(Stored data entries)
━━━━━━━━━━━━━━━━

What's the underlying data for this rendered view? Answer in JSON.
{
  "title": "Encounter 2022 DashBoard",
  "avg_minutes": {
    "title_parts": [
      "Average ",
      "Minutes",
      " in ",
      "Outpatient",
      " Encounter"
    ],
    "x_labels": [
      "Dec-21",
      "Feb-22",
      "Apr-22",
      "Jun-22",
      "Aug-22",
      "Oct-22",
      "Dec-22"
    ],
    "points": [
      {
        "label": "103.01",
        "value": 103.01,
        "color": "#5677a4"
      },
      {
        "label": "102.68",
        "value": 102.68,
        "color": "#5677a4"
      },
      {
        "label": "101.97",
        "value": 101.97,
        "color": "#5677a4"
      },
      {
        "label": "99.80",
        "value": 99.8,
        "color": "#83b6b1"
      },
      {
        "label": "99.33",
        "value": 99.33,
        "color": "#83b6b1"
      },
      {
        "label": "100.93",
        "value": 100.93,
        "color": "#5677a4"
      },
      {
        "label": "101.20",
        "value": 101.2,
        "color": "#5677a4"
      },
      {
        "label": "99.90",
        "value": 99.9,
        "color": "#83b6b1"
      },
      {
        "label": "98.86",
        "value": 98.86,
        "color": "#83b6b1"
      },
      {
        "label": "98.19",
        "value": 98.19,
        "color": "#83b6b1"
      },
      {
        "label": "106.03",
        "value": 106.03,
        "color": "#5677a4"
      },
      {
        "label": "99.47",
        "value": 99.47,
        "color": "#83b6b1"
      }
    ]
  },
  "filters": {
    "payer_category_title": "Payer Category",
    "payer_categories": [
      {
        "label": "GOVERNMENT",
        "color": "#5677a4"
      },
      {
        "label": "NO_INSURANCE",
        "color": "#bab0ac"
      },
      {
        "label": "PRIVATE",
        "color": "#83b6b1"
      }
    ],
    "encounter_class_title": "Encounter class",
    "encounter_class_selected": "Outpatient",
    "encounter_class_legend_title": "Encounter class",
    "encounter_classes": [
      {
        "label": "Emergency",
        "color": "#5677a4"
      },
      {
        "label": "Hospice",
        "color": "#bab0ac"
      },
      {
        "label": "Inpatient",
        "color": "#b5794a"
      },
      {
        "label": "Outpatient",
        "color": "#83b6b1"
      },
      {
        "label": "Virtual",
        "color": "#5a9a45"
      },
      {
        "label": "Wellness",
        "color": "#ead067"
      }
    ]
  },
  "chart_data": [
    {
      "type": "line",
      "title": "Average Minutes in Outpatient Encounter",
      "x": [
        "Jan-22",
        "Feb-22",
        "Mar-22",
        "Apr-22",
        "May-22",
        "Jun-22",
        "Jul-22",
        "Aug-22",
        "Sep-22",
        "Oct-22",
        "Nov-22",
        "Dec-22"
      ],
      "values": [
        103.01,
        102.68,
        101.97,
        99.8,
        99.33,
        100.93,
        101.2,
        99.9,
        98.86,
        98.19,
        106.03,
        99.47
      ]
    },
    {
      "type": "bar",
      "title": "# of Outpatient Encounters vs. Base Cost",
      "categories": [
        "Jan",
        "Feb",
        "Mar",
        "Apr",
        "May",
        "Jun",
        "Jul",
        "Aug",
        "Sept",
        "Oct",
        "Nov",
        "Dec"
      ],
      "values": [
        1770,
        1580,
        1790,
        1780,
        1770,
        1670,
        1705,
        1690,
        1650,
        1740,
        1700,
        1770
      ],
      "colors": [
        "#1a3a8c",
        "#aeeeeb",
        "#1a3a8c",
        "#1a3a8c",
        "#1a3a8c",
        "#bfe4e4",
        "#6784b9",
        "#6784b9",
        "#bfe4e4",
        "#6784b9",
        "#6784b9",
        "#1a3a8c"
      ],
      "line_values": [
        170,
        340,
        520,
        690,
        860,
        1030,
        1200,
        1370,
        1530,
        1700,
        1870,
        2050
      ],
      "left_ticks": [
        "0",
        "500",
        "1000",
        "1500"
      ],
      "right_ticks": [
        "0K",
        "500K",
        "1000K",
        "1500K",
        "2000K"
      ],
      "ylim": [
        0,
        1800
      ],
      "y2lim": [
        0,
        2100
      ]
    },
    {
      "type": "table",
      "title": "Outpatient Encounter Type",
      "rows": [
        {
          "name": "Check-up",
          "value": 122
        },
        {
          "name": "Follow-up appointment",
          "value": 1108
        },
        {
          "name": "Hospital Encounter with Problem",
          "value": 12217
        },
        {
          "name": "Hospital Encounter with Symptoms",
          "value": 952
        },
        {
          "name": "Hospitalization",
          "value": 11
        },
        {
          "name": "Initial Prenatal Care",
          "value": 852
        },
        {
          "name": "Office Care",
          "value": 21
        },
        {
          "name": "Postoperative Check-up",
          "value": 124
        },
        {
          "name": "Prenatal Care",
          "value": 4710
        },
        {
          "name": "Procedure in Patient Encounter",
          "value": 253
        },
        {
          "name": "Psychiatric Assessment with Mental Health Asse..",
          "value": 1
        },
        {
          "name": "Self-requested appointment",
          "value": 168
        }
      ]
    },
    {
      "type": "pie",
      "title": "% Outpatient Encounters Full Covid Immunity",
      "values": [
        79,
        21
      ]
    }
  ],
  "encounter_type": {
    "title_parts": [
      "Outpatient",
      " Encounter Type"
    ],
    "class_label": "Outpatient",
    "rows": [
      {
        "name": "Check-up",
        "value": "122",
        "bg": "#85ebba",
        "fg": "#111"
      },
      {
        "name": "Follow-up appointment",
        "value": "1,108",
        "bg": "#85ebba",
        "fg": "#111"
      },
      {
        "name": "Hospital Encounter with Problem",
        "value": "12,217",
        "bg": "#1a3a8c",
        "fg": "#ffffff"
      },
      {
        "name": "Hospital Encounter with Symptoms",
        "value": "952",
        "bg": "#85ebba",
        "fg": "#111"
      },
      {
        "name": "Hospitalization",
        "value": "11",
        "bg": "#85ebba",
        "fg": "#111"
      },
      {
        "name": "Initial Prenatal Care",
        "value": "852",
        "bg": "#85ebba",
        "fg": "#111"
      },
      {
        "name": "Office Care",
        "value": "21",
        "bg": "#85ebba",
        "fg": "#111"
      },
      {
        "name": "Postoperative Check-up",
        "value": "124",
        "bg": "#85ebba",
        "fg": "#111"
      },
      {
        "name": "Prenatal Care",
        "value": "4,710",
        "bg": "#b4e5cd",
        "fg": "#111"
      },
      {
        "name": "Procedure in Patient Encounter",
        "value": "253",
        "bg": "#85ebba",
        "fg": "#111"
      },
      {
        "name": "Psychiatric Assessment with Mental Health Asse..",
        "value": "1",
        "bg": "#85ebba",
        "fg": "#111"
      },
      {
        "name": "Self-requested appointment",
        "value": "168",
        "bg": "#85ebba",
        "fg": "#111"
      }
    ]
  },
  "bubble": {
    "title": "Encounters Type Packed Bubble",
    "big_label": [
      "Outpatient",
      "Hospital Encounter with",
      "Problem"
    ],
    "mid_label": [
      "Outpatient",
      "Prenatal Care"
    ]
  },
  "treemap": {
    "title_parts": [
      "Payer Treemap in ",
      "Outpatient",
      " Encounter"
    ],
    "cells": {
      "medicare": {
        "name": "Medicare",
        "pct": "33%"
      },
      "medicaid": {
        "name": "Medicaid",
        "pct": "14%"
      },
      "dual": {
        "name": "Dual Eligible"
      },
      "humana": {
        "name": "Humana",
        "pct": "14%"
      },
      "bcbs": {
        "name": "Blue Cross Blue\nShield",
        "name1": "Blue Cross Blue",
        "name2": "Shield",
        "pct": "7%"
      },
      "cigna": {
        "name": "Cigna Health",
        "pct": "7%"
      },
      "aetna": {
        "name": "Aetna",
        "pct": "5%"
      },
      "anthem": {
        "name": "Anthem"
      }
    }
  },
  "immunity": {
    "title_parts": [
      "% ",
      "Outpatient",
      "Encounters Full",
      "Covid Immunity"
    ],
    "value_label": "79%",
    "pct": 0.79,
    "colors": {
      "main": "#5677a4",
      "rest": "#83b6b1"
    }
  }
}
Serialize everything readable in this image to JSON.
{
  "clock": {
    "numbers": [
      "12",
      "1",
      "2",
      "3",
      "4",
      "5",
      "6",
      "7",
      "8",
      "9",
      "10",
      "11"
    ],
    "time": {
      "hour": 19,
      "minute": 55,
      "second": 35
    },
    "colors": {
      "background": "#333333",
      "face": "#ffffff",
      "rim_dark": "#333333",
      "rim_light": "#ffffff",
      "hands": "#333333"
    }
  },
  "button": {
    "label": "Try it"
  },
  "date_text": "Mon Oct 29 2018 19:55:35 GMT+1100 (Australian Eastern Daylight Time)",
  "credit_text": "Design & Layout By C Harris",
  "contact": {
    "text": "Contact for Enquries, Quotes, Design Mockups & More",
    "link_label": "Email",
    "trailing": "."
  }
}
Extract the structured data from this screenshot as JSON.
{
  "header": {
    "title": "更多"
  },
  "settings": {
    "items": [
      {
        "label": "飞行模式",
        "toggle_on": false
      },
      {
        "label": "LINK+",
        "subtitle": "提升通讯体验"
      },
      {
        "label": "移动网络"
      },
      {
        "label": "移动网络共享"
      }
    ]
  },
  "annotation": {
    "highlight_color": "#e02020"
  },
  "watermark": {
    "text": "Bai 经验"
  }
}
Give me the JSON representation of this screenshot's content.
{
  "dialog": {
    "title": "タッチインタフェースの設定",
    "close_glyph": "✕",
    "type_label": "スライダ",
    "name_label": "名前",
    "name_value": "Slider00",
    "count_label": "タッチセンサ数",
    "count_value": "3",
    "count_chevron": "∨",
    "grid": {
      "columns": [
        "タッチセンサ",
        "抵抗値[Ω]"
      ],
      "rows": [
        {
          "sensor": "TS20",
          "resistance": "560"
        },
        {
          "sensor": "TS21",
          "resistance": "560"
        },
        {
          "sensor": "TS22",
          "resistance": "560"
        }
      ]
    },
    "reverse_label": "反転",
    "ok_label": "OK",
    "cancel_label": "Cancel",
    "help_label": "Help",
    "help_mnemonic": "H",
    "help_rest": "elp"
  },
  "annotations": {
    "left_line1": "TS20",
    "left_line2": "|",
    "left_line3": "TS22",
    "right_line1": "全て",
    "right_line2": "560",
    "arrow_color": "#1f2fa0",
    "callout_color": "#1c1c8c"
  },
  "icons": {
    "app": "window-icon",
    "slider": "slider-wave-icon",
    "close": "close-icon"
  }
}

━━━━━━━━━━━━━━━━

Objective: Copy out the lines that hold "Problem".

Output below:
          "name": "Hospital Encounter with Problem",
        "name": "Hospital Encounter with Problem",
      "Problem"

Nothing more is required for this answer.